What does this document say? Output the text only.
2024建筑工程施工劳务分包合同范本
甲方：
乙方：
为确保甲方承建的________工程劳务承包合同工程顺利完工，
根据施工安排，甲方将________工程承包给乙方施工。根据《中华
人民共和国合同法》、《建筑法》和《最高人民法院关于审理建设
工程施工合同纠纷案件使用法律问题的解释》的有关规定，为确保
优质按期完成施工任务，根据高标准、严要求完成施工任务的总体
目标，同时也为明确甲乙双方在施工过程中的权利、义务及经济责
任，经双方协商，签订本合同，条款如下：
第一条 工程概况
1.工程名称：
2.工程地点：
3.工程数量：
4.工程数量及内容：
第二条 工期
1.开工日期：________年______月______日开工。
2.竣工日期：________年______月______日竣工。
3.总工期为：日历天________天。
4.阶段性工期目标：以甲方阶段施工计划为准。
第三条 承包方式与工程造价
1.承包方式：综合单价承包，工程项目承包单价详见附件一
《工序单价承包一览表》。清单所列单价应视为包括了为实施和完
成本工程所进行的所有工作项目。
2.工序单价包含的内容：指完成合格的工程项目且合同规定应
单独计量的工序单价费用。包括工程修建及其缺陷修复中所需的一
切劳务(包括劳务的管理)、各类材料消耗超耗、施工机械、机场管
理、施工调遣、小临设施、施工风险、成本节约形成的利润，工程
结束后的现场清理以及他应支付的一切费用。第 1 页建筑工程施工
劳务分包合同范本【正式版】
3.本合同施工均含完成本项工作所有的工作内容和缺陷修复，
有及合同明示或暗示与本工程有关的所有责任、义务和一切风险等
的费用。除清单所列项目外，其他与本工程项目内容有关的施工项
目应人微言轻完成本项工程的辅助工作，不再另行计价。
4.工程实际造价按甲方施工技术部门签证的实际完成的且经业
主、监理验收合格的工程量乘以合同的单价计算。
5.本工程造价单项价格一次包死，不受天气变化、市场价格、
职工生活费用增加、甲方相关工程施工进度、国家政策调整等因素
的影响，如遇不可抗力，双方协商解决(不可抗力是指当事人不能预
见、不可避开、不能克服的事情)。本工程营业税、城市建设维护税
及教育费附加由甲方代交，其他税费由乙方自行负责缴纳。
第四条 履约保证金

EXERCISE TASK ::
Quote all the records exactly, please, leaving none out.

ANSWER TO THE EXERCISE ::
What does this document say? Output the text only.
2024建筑工程施工劳务分包合同范本
甲方：
乙方：
为确保甲方承建的________工程劳务承包合同工程顺利完工，
根据施工安排，甲方将________工程承包给乙方施工。根据《中华
人民共和国合同法》、《建筑法》和《最高人民法院关于审理建设
工程施工合同纠纷案件使用法律问题的解释》的有关规定，为确保
优质按期完成施工任务，根据高标准、严要求完成施工任务的总体
目标，同时也为明确甲乙双方在施工过程中的权利、义务及经济责
任，经双方协商，签订本合同，条款如下：
第一条 工程概况
1.工程名称：
2.工程地点：
3.工程数量：
4.工程数量及内容：
第二条 工期
1.开工日期：________年______月______日开工。
2.竣工日期：________年______月______日竣工。
3.总工期为：日历天________天。
4.阶段性工期目标：以甲方阶段施工计划为准。
第三条 承包方式与工程造价
1.承包方式：综合单价承包，工程项目承包单价详见附件一
《工序单价承包一览表》。清单所列单价应视为包括了为实施和完
成本工程所进行的所有工作项目。
2.工序单价包含的内容：指完成合格的工程项目且合同规定应
单独计量的工序单价费用。包括工程修建及其缺陷修复中所需的一
切劳务(包括劳务的管理)、各类材料消耗超耗、施工机械、机场管
理、施工调遣、小临设施、施工风险、成本节约形成的利润，工程
结束后的现场清理以及他应支付的一切费用。第 1 页建筑工程施工
劳务分包合同范本【正式版】
3.本合同施工均含完成本项工作所有的工作内容和缺陷修复，
有及合同明示或暗示与本工程有关的所有责任、义务和一切风险等
的费用。除清单所列项目外，其他与本工程项目内容有关的施工项
目应人微言轻完成本项工程的辅助工作，不再另行计价。
4.工程实际造价按甲方施工技术部门签证的实际完成的且经业
主、监理验收合格的工程量乘以合同的单价计算。
5.本工程造价单项价格一次包死，不受天气变化、市场价格、
职工生活费用增加、甲方相关工程施工进度、国家政策调整等因素
的影响，如遇不可抗力，双方协商解决(不可抗力是指当事人不能预
见、不可避开、不能克服的事情)。本工程营业税、城市建设维护税
及教育费附加由甲方代交，其他税费由乙方自行负责缴纳。
第四条 履约保证金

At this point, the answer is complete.